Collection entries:
• • •
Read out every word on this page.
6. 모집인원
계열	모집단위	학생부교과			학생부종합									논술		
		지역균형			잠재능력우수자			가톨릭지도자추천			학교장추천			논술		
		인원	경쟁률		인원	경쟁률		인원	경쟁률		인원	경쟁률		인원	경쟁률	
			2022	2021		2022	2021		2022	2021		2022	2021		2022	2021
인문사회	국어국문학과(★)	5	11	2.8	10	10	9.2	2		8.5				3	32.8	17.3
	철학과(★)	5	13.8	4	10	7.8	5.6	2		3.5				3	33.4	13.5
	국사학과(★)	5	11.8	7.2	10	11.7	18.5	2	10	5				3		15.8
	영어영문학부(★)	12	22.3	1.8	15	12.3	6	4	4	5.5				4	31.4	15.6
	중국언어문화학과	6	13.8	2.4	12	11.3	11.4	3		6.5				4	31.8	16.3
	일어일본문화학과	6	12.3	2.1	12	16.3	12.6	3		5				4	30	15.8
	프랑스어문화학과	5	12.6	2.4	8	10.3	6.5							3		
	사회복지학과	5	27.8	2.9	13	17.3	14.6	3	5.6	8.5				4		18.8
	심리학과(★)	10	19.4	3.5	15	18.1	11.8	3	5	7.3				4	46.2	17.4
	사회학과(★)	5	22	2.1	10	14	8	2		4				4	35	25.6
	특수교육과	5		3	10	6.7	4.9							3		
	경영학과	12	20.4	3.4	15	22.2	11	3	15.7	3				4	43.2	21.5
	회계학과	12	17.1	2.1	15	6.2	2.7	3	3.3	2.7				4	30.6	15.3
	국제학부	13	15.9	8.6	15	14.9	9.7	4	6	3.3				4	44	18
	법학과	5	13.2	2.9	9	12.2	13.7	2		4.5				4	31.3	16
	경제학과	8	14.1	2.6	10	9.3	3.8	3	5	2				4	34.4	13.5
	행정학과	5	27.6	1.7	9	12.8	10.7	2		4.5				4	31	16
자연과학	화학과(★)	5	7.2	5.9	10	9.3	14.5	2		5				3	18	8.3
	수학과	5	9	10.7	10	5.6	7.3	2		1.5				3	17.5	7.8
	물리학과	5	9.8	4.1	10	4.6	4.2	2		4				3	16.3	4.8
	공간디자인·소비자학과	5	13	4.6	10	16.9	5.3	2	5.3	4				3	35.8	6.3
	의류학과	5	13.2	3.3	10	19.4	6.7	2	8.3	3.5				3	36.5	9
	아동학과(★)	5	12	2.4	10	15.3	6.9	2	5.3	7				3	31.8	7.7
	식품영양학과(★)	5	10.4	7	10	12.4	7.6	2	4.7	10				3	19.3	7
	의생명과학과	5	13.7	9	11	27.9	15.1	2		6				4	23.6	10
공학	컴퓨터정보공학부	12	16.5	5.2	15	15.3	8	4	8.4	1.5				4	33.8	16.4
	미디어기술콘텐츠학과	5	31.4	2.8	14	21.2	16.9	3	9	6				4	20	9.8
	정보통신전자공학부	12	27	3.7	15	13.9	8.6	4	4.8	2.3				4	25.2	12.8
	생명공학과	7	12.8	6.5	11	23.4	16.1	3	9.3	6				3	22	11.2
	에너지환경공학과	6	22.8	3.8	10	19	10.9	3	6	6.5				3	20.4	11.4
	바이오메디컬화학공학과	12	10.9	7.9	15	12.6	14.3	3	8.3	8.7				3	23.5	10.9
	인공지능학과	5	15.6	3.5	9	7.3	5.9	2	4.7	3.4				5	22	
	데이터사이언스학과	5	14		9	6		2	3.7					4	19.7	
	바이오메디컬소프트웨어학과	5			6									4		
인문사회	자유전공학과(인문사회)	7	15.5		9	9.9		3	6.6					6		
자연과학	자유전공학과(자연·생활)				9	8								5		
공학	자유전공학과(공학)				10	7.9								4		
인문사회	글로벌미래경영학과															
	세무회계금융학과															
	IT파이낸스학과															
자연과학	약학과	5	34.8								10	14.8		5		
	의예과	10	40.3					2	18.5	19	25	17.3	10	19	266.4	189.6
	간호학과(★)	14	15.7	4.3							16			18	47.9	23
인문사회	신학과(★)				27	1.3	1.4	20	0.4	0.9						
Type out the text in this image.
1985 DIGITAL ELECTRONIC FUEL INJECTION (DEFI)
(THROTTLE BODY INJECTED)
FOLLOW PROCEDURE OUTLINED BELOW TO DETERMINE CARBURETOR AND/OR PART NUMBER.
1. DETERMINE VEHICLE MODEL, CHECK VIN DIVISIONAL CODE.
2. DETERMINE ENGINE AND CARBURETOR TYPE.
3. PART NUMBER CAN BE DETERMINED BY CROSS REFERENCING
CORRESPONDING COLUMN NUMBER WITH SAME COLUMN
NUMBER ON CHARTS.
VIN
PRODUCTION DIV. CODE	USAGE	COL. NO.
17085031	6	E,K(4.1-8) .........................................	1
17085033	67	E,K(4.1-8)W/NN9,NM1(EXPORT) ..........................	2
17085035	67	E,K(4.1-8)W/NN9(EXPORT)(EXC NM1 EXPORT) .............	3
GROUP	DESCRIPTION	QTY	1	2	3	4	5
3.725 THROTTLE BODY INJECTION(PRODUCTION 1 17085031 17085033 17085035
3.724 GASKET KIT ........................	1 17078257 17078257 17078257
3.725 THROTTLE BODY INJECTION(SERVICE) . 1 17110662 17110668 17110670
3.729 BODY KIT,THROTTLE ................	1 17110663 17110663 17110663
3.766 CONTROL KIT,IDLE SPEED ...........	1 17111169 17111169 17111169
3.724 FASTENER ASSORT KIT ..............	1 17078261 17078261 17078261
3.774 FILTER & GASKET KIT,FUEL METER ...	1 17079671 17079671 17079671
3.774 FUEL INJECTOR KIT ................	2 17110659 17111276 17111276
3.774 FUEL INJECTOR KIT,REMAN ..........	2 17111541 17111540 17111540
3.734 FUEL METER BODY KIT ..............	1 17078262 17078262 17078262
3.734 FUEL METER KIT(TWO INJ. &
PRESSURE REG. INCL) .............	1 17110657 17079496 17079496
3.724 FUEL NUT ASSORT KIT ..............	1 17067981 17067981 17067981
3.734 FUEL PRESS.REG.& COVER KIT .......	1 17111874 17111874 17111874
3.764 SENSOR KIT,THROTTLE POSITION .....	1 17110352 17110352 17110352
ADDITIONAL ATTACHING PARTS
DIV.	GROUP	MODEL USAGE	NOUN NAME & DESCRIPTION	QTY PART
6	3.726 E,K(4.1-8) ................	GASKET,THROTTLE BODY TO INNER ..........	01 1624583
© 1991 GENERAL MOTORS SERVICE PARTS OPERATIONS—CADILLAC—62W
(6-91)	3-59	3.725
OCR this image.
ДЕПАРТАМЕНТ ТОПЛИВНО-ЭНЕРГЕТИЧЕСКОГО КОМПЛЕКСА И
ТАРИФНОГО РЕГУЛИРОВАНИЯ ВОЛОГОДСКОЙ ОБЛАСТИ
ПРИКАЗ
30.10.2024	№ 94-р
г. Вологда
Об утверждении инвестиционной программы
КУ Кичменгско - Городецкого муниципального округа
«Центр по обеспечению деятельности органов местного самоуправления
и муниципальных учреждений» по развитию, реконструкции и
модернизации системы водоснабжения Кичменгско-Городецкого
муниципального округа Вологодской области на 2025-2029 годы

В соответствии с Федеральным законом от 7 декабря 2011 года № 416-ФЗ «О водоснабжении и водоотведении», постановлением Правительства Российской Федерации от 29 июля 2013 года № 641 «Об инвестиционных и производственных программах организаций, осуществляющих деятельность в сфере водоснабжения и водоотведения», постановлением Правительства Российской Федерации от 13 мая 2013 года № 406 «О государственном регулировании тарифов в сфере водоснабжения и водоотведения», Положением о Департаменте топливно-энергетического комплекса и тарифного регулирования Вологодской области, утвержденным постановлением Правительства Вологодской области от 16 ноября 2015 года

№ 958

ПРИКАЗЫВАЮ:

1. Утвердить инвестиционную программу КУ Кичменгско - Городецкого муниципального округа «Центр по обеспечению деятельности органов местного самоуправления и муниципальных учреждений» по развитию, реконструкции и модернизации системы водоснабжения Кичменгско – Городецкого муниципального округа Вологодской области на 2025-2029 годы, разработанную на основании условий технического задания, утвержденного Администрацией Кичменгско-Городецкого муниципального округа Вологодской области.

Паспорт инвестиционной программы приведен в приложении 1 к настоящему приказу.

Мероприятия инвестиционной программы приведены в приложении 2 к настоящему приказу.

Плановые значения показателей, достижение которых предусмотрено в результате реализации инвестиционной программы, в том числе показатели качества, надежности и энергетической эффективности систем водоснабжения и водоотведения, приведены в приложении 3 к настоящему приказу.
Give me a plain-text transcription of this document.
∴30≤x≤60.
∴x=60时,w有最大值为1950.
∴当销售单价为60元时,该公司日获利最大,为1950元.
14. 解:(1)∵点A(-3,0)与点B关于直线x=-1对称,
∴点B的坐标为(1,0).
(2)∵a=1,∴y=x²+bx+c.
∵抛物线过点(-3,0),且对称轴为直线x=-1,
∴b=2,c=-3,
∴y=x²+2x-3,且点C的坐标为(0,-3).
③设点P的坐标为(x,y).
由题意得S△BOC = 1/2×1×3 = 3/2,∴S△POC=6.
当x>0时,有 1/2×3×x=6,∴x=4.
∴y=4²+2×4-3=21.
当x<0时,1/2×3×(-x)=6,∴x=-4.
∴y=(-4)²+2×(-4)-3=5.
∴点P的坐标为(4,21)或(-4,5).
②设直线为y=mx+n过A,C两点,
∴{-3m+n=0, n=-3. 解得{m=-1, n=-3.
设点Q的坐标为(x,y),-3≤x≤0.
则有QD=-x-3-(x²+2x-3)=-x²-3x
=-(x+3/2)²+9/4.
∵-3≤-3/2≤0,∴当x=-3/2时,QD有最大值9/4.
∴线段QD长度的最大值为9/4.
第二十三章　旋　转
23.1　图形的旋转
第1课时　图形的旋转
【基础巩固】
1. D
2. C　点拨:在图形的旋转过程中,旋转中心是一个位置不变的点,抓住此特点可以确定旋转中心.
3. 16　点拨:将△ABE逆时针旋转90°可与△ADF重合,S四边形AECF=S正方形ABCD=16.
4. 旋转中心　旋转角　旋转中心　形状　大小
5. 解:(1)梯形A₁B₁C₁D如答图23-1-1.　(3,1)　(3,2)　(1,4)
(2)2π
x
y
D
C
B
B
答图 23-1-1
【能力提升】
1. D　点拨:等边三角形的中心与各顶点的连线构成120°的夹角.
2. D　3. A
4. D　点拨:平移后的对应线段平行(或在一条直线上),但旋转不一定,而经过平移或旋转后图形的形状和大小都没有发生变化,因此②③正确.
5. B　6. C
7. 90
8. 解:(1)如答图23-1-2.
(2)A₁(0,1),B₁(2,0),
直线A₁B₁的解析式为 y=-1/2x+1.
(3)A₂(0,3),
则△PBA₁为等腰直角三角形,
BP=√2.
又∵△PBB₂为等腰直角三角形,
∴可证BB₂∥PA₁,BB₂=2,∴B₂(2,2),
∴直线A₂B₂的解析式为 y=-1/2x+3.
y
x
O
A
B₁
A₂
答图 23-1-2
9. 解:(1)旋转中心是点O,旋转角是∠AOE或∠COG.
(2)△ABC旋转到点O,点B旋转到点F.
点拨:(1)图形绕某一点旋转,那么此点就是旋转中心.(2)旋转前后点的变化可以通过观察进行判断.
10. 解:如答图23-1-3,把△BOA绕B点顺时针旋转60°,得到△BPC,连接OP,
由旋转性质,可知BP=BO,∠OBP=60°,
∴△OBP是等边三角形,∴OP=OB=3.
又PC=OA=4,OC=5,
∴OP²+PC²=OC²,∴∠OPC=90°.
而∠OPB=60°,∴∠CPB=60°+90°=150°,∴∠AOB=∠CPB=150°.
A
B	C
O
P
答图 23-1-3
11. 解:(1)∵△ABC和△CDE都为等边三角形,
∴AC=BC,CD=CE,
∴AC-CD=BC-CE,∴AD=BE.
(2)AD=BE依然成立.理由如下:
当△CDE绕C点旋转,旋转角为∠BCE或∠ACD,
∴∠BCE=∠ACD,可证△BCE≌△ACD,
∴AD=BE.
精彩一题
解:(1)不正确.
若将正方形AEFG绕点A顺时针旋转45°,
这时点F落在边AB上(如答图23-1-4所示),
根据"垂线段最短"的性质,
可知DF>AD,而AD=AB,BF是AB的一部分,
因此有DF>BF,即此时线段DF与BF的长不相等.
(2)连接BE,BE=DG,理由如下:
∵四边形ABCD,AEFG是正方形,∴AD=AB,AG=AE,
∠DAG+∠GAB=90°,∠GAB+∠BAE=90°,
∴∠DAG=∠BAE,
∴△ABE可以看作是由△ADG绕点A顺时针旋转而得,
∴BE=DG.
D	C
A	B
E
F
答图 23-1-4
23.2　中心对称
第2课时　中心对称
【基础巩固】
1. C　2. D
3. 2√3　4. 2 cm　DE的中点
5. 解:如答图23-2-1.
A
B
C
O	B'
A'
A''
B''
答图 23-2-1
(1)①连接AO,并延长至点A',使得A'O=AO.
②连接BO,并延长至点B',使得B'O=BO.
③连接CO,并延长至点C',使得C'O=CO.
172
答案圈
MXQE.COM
• • •
:: What you have to do ::
In the records, locate each line holding the string "округа" and copy it.

:: Solved problem ::
КУ Кичменгско - Городецкого муниципального округа
муниципального округа Вологодской области на 2025-2029 годы
1. Утвердить инвестиционную программу КУ Кичменгско - Городецкого муниципального округа «Центр по обеспечению деятельности органов местного самоуправления и муниципальных учреждений» по развитию, реконструкции и модернизации системы водоснабжения Кичменгско – Городецкого муниципального округа Вологодской области на 2025-2029 годы, разработанную на основании условий технического задания, утвержденного Администрацией Кичменгско-Городецкого муниципального округа Вологодской области.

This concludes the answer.